# Listing

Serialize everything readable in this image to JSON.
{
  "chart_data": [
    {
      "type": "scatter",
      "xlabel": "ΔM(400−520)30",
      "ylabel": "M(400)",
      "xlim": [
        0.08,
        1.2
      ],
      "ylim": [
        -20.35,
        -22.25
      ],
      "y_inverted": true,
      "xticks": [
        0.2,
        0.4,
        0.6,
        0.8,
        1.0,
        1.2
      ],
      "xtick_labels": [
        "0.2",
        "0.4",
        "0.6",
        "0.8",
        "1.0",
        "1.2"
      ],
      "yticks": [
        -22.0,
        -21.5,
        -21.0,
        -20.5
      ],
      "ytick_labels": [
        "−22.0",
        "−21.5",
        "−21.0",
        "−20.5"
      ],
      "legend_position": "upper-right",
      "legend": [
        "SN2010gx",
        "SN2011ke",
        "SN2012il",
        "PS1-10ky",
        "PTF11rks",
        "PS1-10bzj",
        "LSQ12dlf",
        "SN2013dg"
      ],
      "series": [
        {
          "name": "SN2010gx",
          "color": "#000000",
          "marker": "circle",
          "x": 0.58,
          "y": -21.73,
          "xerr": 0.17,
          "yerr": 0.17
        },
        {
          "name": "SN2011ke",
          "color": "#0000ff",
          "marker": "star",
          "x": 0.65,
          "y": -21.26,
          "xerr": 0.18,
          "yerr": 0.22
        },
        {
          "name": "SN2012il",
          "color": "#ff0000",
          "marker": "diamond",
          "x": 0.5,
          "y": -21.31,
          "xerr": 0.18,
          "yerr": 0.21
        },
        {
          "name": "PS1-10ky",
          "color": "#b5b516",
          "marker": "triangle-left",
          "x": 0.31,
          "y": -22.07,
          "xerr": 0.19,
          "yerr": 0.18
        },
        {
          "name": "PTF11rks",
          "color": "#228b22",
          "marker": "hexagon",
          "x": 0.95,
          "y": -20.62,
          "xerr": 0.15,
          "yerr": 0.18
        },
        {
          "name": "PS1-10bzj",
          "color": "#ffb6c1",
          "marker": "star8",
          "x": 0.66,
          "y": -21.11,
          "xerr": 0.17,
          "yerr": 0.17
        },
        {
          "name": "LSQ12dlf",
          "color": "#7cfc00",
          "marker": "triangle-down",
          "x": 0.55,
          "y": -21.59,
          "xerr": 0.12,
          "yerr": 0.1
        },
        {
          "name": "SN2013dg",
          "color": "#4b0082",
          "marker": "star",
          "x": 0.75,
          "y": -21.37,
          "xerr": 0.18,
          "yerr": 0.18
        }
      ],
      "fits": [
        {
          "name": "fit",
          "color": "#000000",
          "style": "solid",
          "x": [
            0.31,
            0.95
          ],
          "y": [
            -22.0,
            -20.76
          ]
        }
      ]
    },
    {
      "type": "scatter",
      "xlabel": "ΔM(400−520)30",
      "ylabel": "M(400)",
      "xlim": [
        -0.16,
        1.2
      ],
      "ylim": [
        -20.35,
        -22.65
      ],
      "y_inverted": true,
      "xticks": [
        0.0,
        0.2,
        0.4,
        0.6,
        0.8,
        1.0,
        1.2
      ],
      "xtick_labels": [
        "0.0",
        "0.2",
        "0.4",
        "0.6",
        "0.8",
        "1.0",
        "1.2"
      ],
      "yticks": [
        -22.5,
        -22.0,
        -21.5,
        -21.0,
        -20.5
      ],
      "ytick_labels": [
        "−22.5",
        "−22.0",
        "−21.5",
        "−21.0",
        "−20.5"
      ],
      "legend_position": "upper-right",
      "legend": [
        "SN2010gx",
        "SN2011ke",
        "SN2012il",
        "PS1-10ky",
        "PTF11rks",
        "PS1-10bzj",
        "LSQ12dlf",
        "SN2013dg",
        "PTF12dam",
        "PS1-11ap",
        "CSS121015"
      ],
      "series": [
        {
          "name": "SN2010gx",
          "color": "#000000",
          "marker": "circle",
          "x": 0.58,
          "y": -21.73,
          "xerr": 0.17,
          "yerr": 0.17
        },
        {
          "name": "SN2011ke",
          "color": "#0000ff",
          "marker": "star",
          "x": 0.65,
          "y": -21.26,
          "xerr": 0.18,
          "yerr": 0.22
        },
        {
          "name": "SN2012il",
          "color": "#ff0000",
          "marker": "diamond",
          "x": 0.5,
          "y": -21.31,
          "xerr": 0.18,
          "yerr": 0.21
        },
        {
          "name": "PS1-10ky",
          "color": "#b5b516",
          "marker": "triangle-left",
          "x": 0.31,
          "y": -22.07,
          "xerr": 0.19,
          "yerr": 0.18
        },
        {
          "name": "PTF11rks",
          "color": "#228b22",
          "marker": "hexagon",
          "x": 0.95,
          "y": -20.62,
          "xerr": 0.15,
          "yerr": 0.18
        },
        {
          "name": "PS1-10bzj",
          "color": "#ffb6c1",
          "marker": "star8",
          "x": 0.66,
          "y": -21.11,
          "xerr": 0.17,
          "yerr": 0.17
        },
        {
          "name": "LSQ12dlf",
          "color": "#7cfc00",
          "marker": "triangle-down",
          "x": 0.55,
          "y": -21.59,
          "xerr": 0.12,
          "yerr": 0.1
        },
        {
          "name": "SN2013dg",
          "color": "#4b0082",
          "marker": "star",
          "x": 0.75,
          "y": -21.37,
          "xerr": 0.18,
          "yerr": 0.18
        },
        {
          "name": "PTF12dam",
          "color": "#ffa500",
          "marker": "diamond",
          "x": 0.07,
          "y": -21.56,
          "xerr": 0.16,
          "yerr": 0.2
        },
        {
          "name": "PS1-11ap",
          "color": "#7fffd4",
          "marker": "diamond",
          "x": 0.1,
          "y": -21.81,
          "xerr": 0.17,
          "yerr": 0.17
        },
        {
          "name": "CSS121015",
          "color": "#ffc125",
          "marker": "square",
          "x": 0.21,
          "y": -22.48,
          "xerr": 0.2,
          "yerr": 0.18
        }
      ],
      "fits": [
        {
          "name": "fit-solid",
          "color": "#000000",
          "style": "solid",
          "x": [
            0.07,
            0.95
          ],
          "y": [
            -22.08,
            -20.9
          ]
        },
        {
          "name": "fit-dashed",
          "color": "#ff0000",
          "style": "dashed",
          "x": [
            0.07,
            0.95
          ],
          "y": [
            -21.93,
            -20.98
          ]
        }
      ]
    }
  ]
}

# Task directions
Each record should come back exactly as written.

# Finished task
Serialize everything readable in this image to JSON.
{
  "chart_data": [
    {
      "type": "scatter",
      "xlabel": "ΔM(400−520)30",
      "ylabel": "M(400)",
      "xlim": [
        0.08,
        1.2
      ],
      "ylim": [
        -20.35,
        -22.25
      ],
      "y_inverted": true,
      "xticks": [
        0.2,
        0.4,
        0.6,
        0.8,
        1.0,
        1.2
      ],
      "xtick_labels": [
        "0.2",
        "0.4",
        "0.6",
        "0.8",
        "1.0",
        "1.2"
      ],
      "yticks": [
        -22.0,
        -21.5,
        -21.0,
        -20.5
      ],
      "ytick_labels": [
        "−22.0",
        "−21.5",
        "−21.0",
        "−20.5"
      ],
      "legend_position": "upper-right",
      "legend": [
        "SN2010gx",
        "SN2011ke",
        "SN2012il",
        "PS1-10ky",
        "PTF11rks",
        "PS1-10bzj",
        "LSQ12dlf",
        "SN2013dg"
      ],
      "series": [
        {
          "name": "SN2010gx",
          "color": "#000000",
          "marker": "circle",
          "x": 0.58,
          "y": -21.73,
          "xerr": 0.17,
          "yerr": 0.17
        },
        {
          "name": "SN2011ke",
          "color": "#0000ff",
          "marker": "star",
          "x": 0.65,
          "y": -21.26,
          "xerr": 0.18,
          "yerr": 0.22
        },
        {
          "name": "SN2012il",
          "color": "#ff0000",
          "marker": "diamond",
          "x": 0.5,
          "y": -21.31,
          "xerr": 0.18,
          "yerr": 0.21
        },
        {
          "name": "PS1-10ky",
          "color": "#b5b516",
          "marker": "triangle-left",
          "x": 0.31,
          "y": -22.07,
          "xerr": 0.19,
          "yerr": 0.18
        },
        {
          "name": "PTF11rks",
          "color": "#228b22",
          "marker": "hexagon",
          "x": 0.95,
          "y": -20.62,
          "xerr": 0.15,
          "yerr": 0.18
        },
        {
          "name": "PS1-10bzj",
          "color": "#ffb6c1",
          "marker": "star8",
          "x": 0.66,
          "y": -21.11,
          "xerr": 0.17,
          "yerr": 0.17
        },
        {
          "name": "LSQ12dlf",
          "color": "#7cfc00",
          "marker": "triangle-down",
          "x": 0.55,
          "y": -21.59,
          "xerr": 0.12,
          "yerr": 0.1
        },
        {
          "name": "SN2013dg",
          "color": "#4b0082",
          "marker": "star",
          "x": 0.75,
          "y": -21.37,
          "xerr": 0.18,
          "yerr": 0.18
        }
      ],
      "fits": [
        {
          "name": "fit",
          "color": "#000000",
          "style": "solid",
          "x": [
            0.31,
            0.95
          ],
          "y": [
            -22.0,
            -20.76
          ]
        }
      ]
    },
    {
      "type": "scatter",
      "xlabel": "ΔM(400−520)30",
      "ylabel": "M(400)",
      "xlim": [
        -0.16,
        1.2
      ],
      "ylim": [
        -20.35,
        -22.65
      ],
      "y_inverted": true,
      "xticks": [
        0.0,
        0.2,
        0.4,
        0.6,
        0.8,
        1.0,
        1.2
      ],
      "xtick_labels": [
        "0.0",
        "0.2",
        "0.4",
        "0.6",
        "0.8",
        "1.0",
        "1.2"
      ],
      "yticks": [
        -22.5,
        -22.0,
        -21.5,
        -21.0,
        -20.5
      ],
      "ytick_labels": [
        "−22.5",
        "−22.0",
        "−21.5",
        "−21.0",
        "−20.5"
      ],
      "legend_position": "upper-right",
      "legend": [
        "SN2010gx",
        "SN2011ke",
        "SN2012il",
        "PS1-10ky",
        "PTF11rks",
        "PS1-10bzj",
        "LSQ12dlf",
        "SN2013dg",
        "PTF12dam",
        "PS1-11ap",
        "CSS121015"
      ],
      "series": [
        {
          "name": "SN2010gx",
          "color": "#000000",
          "marker": "circle",
          "x": 0.58,
          "y": -21.73,
          "xerr": 0.17,
          "yerr": 0.17
        },
        {
          "name": "SN2011ke",
          "color": "#0000ff",
          "marker": "star",
          "x": 0.65,
          "y": -21.26,
          "xerr": 0.18,
          "yerr": 0.22
        },
        {
          "name": "SN2012il",
          "color": "#ff0000",
          "marker": "diamond",
          "x": 0.5,
          "y": -21.31,
          "xerr": 0.18,
          "yerr": 0.21
        },
        {
          "name": "PS1-10ky",
          "color": "#b5b516",
          "marker": "triangle-left",
          "x": 0.31,
          "y": -22.07,
          "xerr": 0.19,
          "yerr": 0.18
        },
        {
          "name": "PTF11rks",
          "color": "#228b22",
          "marker": "hexagon",
          "x": 0.95,
          "y": -20.62,
          "xerr": 0.15,
          "yerr": 0.18
        },
        {
          "name": "PS1-10bzj",
          "color": "#ffb6c1",
          "marker": "star8",
          "x": 0.66,
          "y": -21.11,
          "xerr": 0.17,
          "yerr": 0.17
        },
        {
          "name": "LSQ12dlf",
          "color": "#7cfc00",
          "marker": "triangle-down",
          "x": 0.55,
          "y": -21.59,
          "xerr": 0.12,
          "yerr": 0.1
        },
        {
          "name": "SN2013dg",
          "color": "#4b0082",
          "marker": "star",
          "x": 0.75,
          "y": -21.37,
          "xerr": 0.18,
          "yerr": 0.18
        },
        {
          "name": "PTF12dam",
          "color": "#ffa500",
          "marker": "diamond",
          "x": 0.07,
          "y": -21.56,
          "xerr": 0.16,
          "yerr": 0.2
        },
        {
          "name": "PS1-11ap",
          "color": "#7fffd4",
          "marker": "diamond",
          "x": 0.1,
          "y": -21.81,
          "xerr": 0.17,
          "yerr": 0.17
        },
        {
          "name": "CSS121015",
          "color": "#ffc125",
          "marker": "square",
          "x": 0.21,
          "y": -22.48,
          "xerr": 0.2,
          "yerr": 0.18
        }
      ],
      "fits": [
        {
          "name": "fit-solid",
          "color": "#000000",
          "style": "solid",
          "x": [
            0.07,
            0.95
          ],
          "y": [
            -22.08,
            -20.9
          ]
        },
        {
          "name": "fit-dashed",
          "color": "#ff0000",
          "style": "dashed",
          "x": [
            0.07,
            0.95
          ],
          "y": [
            -21.93,
            -20.98
          ]
        }
      ]
    }
  ]
}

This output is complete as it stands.